-- Records from a collection --

================

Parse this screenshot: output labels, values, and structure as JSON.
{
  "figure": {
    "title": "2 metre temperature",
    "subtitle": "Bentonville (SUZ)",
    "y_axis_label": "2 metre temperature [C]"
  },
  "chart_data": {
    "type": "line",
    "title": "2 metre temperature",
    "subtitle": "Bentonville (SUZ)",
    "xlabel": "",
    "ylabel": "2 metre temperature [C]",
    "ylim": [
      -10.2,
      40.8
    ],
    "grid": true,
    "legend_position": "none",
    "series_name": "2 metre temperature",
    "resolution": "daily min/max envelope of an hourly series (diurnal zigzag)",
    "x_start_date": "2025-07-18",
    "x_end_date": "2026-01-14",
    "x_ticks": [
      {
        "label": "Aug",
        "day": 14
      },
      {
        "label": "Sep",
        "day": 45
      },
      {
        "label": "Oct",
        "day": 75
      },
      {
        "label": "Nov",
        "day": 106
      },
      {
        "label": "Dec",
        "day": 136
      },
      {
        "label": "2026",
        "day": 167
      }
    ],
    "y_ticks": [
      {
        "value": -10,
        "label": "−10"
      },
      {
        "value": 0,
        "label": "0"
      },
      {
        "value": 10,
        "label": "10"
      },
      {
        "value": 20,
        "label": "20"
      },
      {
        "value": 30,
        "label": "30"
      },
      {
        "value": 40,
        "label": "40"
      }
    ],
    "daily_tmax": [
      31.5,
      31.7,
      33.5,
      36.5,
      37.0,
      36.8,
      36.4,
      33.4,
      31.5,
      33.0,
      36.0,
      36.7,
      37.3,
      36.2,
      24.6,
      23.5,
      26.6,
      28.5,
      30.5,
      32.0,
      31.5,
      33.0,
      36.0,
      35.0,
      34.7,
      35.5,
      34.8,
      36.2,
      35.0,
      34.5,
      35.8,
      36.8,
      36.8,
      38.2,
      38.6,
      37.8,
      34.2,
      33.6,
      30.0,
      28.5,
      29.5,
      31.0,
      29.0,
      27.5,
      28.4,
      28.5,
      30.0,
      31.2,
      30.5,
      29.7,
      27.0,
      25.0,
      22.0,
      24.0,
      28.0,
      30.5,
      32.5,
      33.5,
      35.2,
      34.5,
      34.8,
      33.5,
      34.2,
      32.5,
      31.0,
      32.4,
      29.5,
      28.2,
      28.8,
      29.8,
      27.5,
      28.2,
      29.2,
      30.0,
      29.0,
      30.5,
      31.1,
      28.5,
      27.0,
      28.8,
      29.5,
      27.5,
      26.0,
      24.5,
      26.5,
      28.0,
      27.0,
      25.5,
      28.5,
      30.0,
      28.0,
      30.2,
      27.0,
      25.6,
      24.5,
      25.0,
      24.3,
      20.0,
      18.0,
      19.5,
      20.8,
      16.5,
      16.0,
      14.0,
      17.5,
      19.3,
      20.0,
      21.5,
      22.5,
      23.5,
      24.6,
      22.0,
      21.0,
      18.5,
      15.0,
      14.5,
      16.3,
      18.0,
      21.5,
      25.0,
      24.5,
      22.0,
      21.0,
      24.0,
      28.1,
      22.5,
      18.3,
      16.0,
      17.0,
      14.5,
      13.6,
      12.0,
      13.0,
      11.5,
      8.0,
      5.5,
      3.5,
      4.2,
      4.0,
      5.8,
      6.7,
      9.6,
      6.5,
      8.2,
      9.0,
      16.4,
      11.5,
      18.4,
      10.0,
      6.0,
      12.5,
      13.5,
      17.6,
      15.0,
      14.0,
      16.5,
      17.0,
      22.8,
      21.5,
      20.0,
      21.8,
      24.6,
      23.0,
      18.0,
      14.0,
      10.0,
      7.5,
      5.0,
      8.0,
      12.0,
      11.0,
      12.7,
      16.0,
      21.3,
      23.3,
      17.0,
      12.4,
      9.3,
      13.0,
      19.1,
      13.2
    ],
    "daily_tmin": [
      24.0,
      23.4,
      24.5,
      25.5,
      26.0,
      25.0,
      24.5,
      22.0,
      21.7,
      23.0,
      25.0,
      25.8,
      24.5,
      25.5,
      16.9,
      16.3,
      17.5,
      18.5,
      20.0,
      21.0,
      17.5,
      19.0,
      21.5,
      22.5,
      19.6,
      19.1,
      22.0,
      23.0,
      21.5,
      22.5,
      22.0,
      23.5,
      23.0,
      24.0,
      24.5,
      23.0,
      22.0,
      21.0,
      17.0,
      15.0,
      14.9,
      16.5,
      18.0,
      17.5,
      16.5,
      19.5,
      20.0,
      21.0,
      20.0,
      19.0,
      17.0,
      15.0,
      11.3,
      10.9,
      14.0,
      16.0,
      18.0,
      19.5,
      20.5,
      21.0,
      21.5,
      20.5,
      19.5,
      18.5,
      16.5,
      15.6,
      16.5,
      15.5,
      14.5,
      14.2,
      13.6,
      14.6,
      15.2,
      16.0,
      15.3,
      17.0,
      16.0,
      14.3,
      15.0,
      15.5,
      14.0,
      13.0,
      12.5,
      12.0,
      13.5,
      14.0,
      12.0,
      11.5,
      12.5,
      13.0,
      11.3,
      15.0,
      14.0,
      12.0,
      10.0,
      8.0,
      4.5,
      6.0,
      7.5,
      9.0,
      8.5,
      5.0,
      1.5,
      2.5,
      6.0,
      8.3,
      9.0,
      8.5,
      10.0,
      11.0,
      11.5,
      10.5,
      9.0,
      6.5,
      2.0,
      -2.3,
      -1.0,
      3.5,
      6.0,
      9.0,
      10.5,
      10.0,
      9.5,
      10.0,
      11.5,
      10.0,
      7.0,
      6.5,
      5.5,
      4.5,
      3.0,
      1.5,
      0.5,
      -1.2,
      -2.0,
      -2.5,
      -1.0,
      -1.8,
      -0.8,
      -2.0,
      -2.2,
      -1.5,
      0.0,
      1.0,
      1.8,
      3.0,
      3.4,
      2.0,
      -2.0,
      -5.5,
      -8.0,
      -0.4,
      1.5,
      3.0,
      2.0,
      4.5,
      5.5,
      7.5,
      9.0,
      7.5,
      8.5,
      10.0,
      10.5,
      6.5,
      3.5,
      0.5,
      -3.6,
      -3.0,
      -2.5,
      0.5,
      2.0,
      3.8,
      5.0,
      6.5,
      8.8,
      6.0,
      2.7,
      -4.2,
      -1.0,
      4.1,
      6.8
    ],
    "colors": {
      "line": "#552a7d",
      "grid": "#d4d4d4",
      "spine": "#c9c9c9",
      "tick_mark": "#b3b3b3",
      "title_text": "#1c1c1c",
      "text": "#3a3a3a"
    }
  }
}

================

-- SET TASK --
Extract the listing in its entirety and repeat it exactly.

-- WRITTEN RESPONSE --
Parse this screenshot: output labels, values, and structure as JSON.
{
  "figure": {
    "title": "2 metre temperature",
    "subtitle": "Bentonville (SUZ)",
    "y_axis_label": "2 metre temperature [C]"
  },
  "chart_data": {
    "type": "line",
    "title": "2 metre temperature",
    "subtitle": "Bentonville (SUZ)",
    "xlabel": "",
    "ylabel": "2 metre temperature [C]",
    "ylim": [
      -10.2,
      40.8
    ],
    "grid": true,
    "legend_position": "none",
    "series_name": "2 metre temperature",
    "resolution": "daily min/max envelope of an hourly series (diurnal zigzag)",
    "x_start_date": "2025-07-18",
    "x_end_date": "2026-01-14",
    "x_ticks": [
      {
        "label": "Aug",
        "day": 14
      },
      {
        "label": "Sep",
        "day": 45
      },
      {
        "label": "Oct",
        "day": 75
      },
      {
        "label": "Nov",
        "day": 106
      },
      {
        "label": "Dec",
        "day": 136
      },
      {
        "label": "2026",
        "day": 167
      }
    ],
    "y_ticks": [
      {
        "value": -10,
        "label": "−10"
      },
      {
        "value": 0,
        "label": "0"
      },
      {
        "value": 10,
        "label": "10"
      },
      {
        "value": 20,
        "label": "20"
      },
      {
        "value": 30,
        "label": "30"
      },
      {
        "value": 40,
        "label": "40"
      }
    ],
    "daily_tmax": [
      31.5,
      31.7,
      33.5,
      36.5,
      37.0,
      36.8,
      36.4,
      33.4,
      31.5,
      33.0,
      36.0,
      36.7,
      37.3,
      36.2,
      24.6,
      23.5,
      26.6,
      28.5,
      30.5,
      32.0,
      31.5,
      33.0,
      36.0,
      35.0,
      34.7,
      35.5,
      34.8,
      36.2,
      35.0,
      34.5,
      35.8,
      36.8,
      36.8,
      38.2,
      38.6,
      37.8,
      34.2,
      33.6,
      30.0,
      28.5,
      29.5,
      31.0,
      29.0,
      27.5,
      28.4,
      28.5,
      30.0,
      31.2,
      30.5,
      29.7,
      27.0,
      25.0,
      22.0,
      24.0,
      28.0,
      30.5,
      32.5,
      33.5,
      35.2,
      34.5,
      34.8,
      33.5,
      34.2,
      32.5,
      31.0,
      32.4,
      29.5,
      28.2,
      28.8,
      29.8,
      27.5,
      28.2,
      29.2,
      30.0,
      29.0,
      30.5,
      31.1,
      28.5,
      27.0,
      28.8,
      29.5,
      27.5,
      26.0,
      24.5,
      26.5,
      28.0,
      27.0,
      25.5,
      28.5,
      30.0,
      28.0,
      30.2,
      27.0,
      25.6,
      24.5,
      25.0,
      24.3,
      20.0,
      18.0,
      19.5,
      20.8,
      16.5,
      16.0,
      14.0,
      17.5,
      19.3,
      20.0,
      21.5,
      22.5,
      23.5,
      24.6,
      22.0,
      21.0,
      18.5,
      15.0,
      14.5,
      16.3,
      18.0,
      21.5,
      25.0,
      24.5,
      22.0,
      21.0,
      24.0,
      28.1,
      22.5,
      18.3,
      16.0,
      17.0,
      14.5,
      13.6,
      12.0,
      13.0,
      11.5,
      8.0,
      5.5,
      3.5,
      4.2,
      4.0,
      5.8,
      6.7,
      9.6,
      6.5,
      8.2,
      9.0,
      16.4,
      11.5,
      18.4,
      10.0,
      6.0,
      12.5,
      13.5,
      17.6,
      15.0,
      14.0,
      16.5,
      17.0,
      22.8,
      21.5,
      20.0,
      21.8,
      24.6,
      23.0,
      18.0,
      14.0,
      10.0,
      7.5,
      5.0,
      8.0,
      12.0,
      11.0,
      12.7,
      16.0,
      21.3,
      23.3,
      17.0,
      12.4,
      9.3,
      13.0,
      19.1,
      13.2
    ],
    "daily_tmin": [
      24.0,
      23.4,
      24.5,
      25.5,
      26.0,
      25.0,
      24.5,
      22.0,
      21.7,
      23.0,
      25.0,
      25.8,
      24.5,
      25.5,
      16.9,
      16.3,
      17.5,
      18.5,
      20.0,
      21.0,
      17.5,
      19.0,
      21.5,
      22.5,
      19.6,
      19.1,
      22.0,
      23.0,
      21.5,
      22.5,
      22.0,
      23.5,
      23.0,
      24.0,
      24.5,
      23.0,
      22.0,
      21.0,
      17.0,
      15.0,
      14.9,
      16.5,
      18.0,
      17.5,
      16.5,
      19.5,
      20.0,
      21.0,
      20.0,
      19.0,
      17.0,
      15.0,
      11.3,
      10.9,
      14.0,
      16.0,
      18.0,
      19.5,
      20.5,
      21.0,
      21.5,
      20.5,
      19.5,
      18.5,
      16.5,
      15.6,
      16.5,
      15.5,
      14.5,
      14.2,
      13.6,
      14.6,
      15.2,
      16.0,
      15.3,
      17.0,
      16.0,
      14.3,
      15.0,
      15.5,
      14.0,
      13.0,
      12.5,
      12.0,
      13.5,
      14.0,
      12.0,
      11.5,
      12.5,
      13.0,
      11.3,
      15.0,
      14.0,
      12.0,
      10.0,
      8.0,
      4.5,
      6.0,
      7.5,
      9.0,
      8.5,
      5.0,
      1.5,
      2.5,
      6.0,
      8.3,
      9.0,
      8.5,
      10.0,
      11.0,
      11.5,
      10.5,
      9.0,
      6.5,
      2.0,
      -2.3,
      -1.0,
      3.5,
      6.0,
      9.0,
      10.5,
      10.0,
      9.5,
      10.0,
      11.5,
      10.0,
      7.0,
      6.5,
      5.5,
      4.5,
      3.0,
      1.5,
      0.5,
      -1.2,
      -2.0,
      -2.5,
      -1.0,
      -1.8,
      -0.8,
      -2.0,
      -2.2,
      -1.5,
      0.0,
      1.0,
      1.8,
      3.0,
      3.4,
      2.0,
      -2.0,
      -5.5,
      -8.0,
      -0.4,
      1.5,
      3.0,
      2.0,
      4.5,
      5.5,
      7.5,
      9.0,
      7.5,
      8.5,
      10.0,
      10.5,
      6.5,
      3.5,
      0.5,
      -3.6,
      -3.0,
      -2.5,
      0.5,
      2.0,
      3.8,
      5.0,
      6.5,
      8.8,
      6.0,
      2.7,
      -4.2,
      -1.0,
      4.1,
      6.8
    ],
    "colors": {
      "line": "#552a7d",
      "grid": "#d4d4d4",
      "spine": "#c9c9c9",
      "tick_mark": "#b3b3b3",
      "title_text": "#1c1c1c",
      "text": "#3a3a3a"
    }
  }
}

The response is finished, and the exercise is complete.